## start DOCUMENT EXTRACT
FIG. 4 is a block circuit diagram of a RF transceiver including the antenna switch circuit shown in FIG. 3.

Detailed description of embodiments of the invention FIG. 1 illustrates the known functional operation of an antenna switch for use in a RF transceiver of a communications terminal. The switch, indicated by reference numeral 100, is an RF switch of the single pole, double throw (SPDT) type. An antenna terminal 101 is provided for connection to an antenna (not shown in FIG. 1). The switch 100 also has a transmitter terminal 103 for connection to a transmitter (not shown in FIG.

1) and a receiver terminal 102 (not shown in FIG. 1) for connection to a receiver (not shown in FIG. 1). The switch 100 includes a connector 104 to the antenna terminal 101 which can be connected alternatively to the receiver terminal 101 or to the transmitter terminal 102 by operation of the switch (to be described later).

Thus, when a receive mode is selected by a transceiver (not shown) connected to the switch 100, the connector 104 is connected to the receiver terminal 102. When a transmit mode is selected by the transceiver, the connector 104 is connected to the transmitter terminal 103. The switch 101 thereby allows sharing of a single antenna by a transmitter and receiver of a RF transceiver. As is known in the art, parts of the transmitter and receiver may in practice be formed as common components of the transceiver.
## end DOCUMENT EXTRACT
TASK BRIEF -> Quote the antenna switch passage between "Detailed description of" and "transmitter (not shown in FIG.", inclusive. The records that follow are separate material and are unrelated to the antenna switch passage.
## start DATA RECORDS
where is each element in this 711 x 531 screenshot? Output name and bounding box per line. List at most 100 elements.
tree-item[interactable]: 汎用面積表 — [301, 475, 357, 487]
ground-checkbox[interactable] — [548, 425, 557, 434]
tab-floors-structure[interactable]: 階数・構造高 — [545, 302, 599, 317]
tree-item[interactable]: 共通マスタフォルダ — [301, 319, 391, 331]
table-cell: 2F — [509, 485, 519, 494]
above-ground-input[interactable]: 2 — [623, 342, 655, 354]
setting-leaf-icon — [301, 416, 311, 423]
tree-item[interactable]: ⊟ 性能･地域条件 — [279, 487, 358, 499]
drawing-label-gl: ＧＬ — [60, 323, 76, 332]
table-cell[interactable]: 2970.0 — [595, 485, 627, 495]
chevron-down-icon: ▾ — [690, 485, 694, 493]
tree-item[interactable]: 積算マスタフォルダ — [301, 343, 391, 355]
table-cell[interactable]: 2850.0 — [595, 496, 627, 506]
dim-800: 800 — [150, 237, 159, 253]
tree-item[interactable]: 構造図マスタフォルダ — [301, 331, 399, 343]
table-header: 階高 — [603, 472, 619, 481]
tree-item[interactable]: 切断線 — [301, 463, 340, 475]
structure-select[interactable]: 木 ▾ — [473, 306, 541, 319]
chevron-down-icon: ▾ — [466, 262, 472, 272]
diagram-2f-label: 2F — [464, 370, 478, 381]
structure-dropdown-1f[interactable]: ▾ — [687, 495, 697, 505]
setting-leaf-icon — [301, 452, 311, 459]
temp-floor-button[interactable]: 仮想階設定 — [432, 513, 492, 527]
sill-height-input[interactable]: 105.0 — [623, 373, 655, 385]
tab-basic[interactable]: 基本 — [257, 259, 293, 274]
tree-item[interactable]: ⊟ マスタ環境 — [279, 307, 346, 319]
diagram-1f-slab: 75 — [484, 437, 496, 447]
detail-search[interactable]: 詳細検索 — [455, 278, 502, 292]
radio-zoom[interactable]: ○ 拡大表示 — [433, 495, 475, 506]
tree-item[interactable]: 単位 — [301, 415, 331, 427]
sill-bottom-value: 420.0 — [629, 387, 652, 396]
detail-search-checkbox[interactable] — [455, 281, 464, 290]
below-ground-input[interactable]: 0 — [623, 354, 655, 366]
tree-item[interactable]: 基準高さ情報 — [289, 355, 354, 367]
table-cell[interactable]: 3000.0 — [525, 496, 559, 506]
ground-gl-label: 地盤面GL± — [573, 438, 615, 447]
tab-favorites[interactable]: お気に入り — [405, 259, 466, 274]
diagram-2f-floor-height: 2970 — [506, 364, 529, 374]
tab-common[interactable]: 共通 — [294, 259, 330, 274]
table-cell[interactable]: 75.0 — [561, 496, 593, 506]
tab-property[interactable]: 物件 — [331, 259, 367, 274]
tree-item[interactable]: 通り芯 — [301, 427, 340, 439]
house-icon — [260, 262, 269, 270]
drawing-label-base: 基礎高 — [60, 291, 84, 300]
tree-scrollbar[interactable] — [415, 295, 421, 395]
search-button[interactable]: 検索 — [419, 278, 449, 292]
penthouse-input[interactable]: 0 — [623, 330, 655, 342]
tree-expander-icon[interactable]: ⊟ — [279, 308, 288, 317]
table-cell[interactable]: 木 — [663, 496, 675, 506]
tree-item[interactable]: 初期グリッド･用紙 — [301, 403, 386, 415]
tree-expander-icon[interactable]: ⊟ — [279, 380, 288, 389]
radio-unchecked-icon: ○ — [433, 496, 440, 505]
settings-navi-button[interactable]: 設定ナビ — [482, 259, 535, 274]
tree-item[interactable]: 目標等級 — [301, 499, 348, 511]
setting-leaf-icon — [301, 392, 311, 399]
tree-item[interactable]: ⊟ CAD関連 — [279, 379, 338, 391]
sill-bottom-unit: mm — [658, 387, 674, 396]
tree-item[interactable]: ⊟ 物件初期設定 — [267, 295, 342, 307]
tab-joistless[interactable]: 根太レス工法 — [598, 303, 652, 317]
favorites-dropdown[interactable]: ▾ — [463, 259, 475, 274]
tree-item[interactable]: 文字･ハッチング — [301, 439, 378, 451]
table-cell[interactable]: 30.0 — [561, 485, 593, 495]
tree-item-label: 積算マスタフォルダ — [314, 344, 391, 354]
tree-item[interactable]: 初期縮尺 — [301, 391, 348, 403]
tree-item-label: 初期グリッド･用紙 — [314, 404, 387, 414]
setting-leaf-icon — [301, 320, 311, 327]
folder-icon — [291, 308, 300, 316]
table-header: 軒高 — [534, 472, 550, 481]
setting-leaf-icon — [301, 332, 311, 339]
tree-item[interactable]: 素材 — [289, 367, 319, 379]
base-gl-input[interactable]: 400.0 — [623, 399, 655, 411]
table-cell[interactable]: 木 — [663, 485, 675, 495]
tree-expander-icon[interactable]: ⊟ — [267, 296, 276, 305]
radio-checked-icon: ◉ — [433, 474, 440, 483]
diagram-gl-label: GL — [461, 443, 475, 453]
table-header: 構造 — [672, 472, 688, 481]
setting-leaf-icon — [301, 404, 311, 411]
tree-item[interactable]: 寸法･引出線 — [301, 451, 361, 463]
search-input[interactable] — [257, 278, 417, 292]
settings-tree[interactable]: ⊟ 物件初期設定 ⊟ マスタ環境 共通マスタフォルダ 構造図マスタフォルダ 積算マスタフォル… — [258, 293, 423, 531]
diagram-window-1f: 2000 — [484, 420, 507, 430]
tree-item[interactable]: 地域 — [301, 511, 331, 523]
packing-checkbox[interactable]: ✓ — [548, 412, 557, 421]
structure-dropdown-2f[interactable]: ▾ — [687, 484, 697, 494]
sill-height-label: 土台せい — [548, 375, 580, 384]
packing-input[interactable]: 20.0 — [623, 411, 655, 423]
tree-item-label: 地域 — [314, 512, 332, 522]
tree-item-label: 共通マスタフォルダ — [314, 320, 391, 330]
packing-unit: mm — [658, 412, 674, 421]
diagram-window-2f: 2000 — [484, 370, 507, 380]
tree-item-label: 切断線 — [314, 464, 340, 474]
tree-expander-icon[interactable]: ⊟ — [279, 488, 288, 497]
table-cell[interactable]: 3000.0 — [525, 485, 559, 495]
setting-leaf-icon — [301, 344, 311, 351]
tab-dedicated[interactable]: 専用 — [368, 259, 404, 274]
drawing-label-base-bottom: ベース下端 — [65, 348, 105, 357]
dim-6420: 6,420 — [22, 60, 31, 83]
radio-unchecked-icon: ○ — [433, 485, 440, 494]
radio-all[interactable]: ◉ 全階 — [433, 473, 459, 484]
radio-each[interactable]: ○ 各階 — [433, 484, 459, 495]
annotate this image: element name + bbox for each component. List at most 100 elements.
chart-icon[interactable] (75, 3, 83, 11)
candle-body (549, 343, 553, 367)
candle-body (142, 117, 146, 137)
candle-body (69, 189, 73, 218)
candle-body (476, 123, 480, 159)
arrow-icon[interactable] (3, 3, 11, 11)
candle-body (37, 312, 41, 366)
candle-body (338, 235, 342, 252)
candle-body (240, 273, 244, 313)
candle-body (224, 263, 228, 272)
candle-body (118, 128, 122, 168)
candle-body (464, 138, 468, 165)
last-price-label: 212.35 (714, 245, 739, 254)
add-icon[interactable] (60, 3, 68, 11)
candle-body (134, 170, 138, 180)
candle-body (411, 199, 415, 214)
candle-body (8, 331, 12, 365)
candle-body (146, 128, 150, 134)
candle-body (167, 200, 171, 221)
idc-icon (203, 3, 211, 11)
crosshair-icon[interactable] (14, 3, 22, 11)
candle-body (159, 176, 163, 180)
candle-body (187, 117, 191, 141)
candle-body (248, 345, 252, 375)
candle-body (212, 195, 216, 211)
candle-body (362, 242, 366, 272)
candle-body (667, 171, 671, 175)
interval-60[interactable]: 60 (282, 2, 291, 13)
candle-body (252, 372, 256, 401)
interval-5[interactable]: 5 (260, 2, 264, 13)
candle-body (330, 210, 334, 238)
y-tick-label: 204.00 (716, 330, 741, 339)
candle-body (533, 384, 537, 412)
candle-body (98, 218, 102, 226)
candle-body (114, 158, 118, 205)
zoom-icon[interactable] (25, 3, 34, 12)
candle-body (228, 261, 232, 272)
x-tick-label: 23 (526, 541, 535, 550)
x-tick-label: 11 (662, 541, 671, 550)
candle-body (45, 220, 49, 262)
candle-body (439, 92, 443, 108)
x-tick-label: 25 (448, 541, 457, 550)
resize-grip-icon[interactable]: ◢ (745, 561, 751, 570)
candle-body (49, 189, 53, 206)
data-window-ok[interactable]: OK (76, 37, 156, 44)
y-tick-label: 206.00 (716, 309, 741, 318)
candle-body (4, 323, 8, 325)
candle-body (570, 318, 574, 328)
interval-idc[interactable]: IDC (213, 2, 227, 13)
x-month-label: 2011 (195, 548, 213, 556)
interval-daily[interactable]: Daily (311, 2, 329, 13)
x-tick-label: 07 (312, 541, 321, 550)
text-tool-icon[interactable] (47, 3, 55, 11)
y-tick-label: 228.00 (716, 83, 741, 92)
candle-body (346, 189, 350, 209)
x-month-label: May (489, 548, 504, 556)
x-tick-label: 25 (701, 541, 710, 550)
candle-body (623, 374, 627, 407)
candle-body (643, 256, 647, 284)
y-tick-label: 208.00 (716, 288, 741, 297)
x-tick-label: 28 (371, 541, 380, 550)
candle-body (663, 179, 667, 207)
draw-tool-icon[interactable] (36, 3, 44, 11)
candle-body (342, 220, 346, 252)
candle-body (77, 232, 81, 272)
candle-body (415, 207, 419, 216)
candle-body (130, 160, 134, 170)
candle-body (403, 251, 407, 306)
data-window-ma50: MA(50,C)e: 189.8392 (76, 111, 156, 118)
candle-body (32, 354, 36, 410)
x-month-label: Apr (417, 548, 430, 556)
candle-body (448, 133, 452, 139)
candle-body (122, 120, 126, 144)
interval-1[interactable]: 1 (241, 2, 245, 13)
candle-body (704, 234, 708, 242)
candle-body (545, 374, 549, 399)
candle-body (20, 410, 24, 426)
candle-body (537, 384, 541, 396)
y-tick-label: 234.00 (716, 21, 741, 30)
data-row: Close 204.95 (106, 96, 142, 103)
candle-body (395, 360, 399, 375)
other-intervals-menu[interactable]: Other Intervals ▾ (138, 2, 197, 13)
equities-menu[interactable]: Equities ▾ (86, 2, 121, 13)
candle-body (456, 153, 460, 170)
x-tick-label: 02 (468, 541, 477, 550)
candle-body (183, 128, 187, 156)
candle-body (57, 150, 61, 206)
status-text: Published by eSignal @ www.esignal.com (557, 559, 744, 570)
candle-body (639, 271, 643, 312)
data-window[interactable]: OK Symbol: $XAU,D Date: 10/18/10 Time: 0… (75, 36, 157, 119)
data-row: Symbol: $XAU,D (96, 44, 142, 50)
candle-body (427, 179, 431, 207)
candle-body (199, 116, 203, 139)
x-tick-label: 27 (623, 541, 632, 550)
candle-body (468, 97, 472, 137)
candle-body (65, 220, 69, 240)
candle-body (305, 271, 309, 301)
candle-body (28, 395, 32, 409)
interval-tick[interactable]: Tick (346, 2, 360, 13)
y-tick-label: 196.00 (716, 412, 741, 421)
## end DATA RECORDS
SOLUTION BELOW ->
Detailed description of embodiments of the invention FIG. 1 illustrates the known functional operation of an antenna switch for use in a RF transceiver of a communications terminal. The switch, indicated by reference numeral 100, is an RF switch of the single pole, double throw (SPDT) type. An antenna terminal 101 is provided for connection to an antenna (not shown in FIG. 1). The switch 100 also has a transmitter terminal 103 for connection to a transmitter (not shown in FIG.